**Problem requirements**
Report the number of lines that hold the string "externalisé". Leave out any other text.

**Record extracts**
----
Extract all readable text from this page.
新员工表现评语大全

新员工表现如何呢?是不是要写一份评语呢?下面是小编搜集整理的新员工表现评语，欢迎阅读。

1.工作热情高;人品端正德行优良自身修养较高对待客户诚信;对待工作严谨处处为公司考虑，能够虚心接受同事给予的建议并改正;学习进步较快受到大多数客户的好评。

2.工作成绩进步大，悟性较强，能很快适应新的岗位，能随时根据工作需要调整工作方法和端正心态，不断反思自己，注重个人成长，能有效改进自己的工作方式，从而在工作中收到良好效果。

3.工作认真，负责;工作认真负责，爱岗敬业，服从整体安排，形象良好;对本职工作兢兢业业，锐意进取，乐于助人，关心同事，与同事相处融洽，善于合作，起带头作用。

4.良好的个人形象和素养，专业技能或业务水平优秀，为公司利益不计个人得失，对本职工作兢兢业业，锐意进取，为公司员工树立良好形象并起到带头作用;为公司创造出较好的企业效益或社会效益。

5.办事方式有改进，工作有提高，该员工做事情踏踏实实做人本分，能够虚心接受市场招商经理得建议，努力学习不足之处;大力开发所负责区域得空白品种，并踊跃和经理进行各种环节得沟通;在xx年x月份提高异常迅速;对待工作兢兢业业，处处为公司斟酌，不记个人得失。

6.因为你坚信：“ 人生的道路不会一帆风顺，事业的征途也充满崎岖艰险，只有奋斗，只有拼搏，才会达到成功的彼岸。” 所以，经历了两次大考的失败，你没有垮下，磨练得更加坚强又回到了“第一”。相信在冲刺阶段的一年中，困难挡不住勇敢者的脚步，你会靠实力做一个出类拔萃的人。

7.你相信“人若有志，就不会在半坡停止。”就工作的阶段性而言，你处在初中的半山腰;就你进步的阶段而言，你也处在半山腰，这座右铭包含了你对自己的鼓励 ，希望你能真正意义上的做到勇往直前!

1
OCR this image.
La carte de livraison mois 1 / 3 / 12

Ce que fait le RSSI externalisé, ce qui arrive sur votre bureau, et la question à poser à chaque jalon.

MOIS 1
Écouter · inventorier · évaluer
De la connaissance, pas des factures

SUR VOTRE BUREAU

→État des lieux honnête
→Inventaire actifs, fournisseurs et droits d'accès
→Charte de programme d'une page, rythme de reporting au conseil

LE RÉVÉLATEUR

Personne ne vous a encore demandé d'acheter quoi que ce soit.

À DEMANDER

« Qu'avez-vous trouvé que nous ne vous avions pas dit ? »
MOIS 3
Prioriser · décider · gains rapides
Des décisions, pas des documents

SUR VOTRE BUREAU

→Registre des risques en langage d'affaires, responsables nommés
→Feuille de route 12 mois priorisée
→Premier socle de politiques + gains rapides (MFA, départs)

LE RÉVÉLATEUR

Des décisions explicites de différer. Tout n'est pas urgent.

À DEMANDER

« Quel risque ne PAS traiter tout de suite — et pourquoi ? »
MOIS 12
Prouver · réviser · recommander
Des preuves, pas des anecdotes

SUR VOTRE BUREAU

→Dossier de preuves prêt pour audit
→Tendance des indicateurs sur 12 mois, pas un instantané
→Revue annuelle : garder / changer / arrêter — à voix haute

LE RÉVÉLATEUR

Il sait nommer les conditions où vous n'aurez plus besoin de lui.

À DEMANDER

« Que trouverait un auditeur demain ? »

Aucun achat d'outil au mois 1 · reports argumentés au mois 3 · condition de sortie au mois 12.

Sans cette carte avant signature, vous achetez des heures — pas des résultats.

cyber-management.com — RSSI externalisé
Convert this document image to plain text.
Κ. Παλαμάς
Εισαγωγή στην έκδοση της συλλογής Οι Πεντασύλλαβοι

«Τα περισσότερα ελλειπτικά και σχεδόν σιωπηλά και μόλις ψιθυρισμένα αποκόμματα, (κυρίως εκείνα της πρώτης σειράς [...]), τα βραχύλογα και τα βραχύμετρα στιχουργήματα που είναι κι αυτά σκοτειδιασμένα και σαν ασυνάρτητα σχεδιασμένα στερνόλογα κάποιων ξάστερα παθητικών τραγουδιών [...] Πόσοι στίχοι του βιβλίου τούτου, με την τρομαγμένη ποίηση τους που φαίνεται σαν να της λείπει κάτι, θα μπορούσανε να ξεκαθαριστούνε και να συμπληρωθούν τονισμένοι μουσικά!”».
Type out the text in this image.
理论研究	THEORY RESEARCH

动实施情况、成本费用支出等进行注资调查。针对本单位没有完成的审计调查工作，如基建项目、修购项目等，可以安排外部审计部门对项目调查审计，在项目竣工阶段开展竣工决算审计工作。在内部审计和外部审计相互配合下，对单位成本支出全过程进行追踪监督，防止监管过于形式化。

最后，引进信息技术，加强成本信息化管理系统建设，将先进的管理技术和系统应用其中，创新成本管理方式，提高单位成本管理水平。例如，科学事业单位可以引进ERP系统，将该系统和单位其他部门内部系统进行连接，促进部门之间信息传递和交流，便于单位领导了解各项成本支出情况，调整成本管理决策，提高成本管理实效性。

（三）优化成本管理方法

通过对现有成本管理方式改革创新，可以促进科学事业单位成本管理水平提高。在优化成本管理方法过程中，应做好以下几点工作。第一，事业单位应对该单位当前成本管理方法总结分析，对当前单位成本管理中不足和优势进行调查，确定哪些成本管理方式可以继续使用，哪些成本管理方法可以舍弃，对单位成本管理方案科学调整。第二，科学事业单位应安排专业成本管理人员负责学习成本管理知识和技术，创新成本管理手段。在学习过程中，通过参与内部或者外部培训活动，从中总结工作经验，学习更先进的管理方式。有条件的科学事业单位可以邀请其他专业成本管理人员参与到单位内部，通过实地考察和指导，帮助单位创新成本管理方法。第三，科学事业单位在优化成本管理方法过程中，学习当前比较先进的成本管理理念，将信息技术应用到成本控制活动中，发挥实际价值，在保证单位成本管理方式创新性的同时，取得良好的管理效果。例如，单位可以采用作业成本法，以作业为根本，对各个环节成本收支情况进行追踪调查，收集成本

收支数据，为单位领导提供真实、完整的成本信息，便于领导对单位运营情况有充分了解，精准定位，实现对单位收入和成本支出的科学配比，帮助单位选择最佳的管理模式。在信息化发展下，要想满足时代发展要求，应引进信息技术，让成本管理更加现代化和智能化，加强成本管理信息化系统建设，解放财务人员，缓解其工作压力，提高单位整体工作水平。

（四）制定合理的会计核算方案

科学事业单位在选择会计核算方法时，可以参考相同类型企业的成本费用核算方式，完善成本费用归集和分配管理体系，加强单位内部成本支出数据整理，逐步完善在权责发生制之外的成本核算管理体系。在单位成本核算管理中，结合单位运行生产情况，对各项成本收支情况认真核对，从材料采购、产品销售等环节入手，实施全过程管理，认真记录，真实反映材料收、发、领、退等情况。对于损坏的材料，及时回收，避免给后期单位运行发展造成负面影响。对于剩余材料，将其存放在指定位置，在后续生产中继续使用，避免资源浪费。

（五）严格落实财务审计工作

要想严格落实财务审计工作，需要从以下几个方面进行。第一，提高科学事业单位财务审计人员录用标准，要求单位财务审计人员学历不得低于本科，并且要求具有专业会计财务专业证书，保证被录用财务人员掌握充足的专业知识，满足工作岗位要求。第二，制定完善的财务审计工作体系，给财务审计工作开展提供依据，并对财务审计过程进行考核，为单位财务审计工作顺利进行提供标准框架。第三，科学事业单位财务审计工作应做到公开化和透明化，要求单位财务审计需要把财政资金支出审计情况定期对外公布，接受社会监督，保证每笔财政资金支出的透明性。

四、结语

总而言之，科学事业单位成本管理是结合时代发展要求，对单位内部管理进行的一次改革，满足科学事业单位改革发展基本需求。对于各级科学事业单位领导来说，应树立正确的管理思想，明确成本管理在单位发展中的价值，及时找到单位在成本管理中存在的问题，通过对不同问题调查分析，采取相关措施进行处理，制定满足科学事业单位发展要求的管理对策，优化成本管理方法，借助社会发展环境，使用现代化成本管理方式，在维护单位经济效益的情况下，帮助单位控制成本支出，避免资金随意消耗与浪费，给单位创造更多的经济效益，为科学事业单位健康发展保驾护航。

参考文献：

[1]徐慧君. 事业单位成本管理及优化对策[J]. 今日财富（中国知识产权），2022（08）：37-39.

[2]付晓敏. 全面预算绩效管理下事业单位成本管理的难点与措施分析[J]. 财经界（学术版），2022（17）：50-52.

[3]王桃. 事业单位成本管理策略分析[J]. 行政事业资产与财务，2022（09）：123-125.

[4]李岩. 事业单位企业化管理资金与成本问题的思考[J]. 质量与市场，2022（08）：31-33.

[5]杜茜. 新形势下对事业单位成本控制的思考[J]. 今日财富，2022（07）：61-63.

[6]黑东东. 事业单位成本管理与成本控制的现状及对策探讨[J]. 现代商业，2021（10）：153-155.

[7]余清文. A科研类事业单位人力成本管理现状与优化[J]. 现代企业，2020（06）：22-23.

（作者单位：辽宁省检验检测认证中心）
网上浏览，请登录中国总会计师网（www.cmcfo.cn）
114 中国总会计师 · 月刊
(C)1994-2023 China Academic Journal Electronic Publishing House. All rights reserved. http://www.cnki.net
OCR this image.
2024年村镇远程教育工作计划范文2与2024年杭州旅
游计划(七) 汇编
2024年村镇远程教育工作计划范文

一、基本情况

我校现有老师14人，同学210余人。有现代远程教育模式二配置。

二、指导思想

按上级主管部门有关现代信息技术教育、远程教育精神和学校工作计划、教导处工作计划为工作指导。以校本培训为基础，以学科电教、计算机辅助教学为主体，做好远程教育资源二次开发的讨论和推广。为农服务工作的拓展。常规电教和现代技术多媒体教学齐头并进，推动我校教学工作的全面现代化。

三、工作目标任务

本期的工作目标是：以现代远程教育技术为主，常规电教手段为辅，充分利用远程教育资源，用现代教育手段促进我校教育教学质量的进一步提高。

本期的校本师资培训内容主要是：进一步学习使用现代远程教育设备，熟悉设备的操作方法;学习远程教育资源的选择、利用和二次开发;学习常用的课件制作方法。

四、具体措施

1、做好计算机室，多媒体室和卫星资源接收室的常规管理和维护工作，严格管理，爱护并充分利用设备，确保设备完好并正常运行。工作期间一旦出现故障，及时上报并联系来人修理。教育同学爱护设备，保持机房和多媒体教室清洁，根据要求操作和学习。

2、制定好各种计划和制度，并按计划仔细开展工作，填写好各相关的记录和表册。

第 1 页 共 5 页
----
**The completed task**
2